- [Source passage]
────

First Reading: 24/11/2016
Second Reading: 01/03/2017
Committee Referred To: Trade and Investment
Consolidated with: Consolidated with SB 355
Third Reading: 15/05/2018
Bill Status: Passed (Awaiting Presidential Assent)
On Tuesday 15 May 2018, the Senate of the Federal Republic of Nigeria passed the Companies and Allied Matters Act, 1990 (CAP C20, LFN 2004) Repeal and Re-enactment Bill, 2018 (“the Bill”), following a recommendation of the Senate Committee on Trade and Investment (The Committee). The Bill consolidates the proposed amendments from two related bills: Companies and Allied Matters Act CAP C20 LFN 2004 (Amendment) Bill, 2016 and the Companies and Allied Matters Act CAP C20 LFN 2004 (Amendment) Bill, 2017.
The Bill has 860 sections which is an additional 247 sections to the Current CAMA with 613 sections and seeks to establish an efficient means of regulating businesses, minimize the compliance burden of small and medium enterprises (SMEs), improve transparency and accountability, enhance shareholder engagement and promote a friendly business climate in Nigeria.
- 8.3 of the Bill provides for e-incorporation to facilitate the automated reservation of business names which will result in a significant improvement in turnaround time for potential promoters of companies in Nigeria and improve the ease of registering new businesses. Other automated processes are provided for in Sections 176 and 177 which refer to electronic instruments for the transfer of shares. Section 182 also provides for a Certificate of transfer to include a certificate issued in electronic form.

────

- [Data shown]
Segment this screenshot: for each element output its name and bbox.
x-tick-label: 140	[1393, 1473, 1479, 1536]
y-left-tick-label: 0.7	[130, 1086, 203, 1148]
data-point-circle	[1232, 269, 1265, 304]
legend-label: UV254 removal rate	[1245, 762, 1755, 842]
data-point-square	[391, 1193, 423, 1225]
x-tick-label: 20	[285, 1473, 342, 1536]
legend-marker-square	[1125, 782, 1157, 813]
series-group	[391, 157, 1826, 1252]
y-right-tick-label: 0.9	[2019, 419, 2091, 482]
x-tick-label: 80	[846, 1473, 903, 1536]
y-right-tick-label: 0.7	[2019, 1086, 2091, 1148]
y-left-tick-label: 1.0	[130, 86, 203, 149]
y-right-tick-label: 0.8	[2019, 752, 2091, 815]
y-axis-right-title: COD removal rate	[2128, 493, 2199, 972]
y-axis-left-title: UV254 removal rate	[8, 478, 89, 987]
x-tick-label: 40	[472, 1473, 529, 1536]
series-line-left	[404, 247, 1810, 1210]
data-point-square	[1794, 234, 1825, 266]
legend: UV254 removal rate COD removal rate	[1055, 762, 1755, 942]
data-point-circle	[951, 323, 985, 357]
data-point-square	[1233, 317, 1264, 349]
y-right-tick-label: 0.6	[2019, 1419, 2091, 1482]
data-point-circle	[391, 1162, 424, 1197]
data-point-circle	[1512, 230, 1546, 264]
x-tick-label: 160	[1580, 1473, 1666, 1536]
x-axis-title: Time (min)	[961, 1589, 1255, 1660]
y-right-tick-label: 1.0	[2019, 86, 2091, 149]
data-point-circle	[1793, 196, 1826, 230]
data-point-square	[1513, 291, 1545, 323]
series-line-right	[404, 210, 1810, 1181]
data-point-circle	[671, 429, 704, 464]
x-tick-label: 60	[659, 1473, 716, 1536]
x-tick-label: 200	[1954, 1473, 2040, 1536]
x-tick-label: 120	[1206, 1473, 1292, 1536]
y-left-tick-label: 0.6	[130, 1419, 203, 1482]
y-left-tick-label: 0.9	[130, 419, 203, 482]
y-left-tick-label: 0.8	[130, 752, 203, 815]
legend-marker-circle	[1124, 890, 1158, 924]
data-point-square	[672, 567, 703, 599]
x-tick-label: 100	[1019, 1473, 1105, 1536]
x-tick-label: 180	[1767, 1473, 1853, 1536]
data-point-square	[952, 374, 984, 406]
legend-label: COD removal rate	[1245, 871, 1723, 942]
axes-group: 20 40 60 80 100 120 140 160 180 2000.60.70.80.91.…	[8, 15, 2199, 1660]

────

- [To-do list]
1. For the passage on the Nigerian companies bill, decide whether each statement agrees with it. Answer yes or no and quote the deciding words. (a) The Senate passed the Bill on 15 May 2018. (b) The Bill has fewer sections than the current CAMA. (c) The Bill was referred to a committee on finance.
2. In one to three sentences, explain what the passage on the Nigerian companies bill says e-incorporation will do for people setting up companies.
3. Continue the passage on the Nigerian companies bill from the point where it stops.
The rows are not needed here.

- [Solved tasks]
1.
(a) Yes: "On Tuesday 15 May 2018, the Senate of the Federal Republic of Nigeria passed the Companies and Allied Matters Act, 1990 (CAP C20, LFN 2004) Repeal and Re-enactment Bill, 2018"
(b) No: "The Bill has 860 sections which is an additional 247 sections to the Current CAMA with 613 sections"
(c) No: "Committee Referred To: Trade and Investment"

2. E-incorporation makes it possible to reserve business names automatically. The passage says this will greatly improve turnaround time for potential promoters of companies in Nigeria and make it easier to register new businesses.

3.
By virtue of Section 18 (2) of the Bill, one person may form and incorporate a private company by complying with the requirements of the proposed CAMA in respect of private companies thus reducing entry barriers for SMEs. This provides a competitive Nigerian business regulatory environment that is consistent with other jurisdictions.
The Bill also seeks to discard Section 26 (5) of the CAMA which provides that “The memorandum of a company limited by guarantee shall not be registered without authority of the Attorney-General of the Federation”. This will materially reduce the timeline for the registration of companies limited by guarantee (LTD/GTEs).
S.120 of the Bill on provides for persons who hold nominal interest in a company on behalf of another, to disclose those beneficial interests. Also any shareholder (other than the beneficial owner) who holds shares entitling him to 5% voting rights in company should provide particulars of the beneficial owner to the company within 7 days. The beneficial owner should also disclose whether persons interested in the same shares are parties to any agreement or arrangement relating to the exercise of any rights conferred by the holding of the shares. Upon this disclosure, the company is to, within 7 days, inscribe against the name of every member in the register of members the information received and at the filing of its next annual return, notify the Commission of that information. By implication if the company defaults, the company and every officer of the company shall be liable to such fines as the Commission may prescribe by regulation for every day during which the default continues.
- 131 to 133 of the Bill enables companies to reduce share capital without the need for a court order, while S.148 prohibits the issuance of irredeemable shares and S.175 expressly prohibits Bearer shares.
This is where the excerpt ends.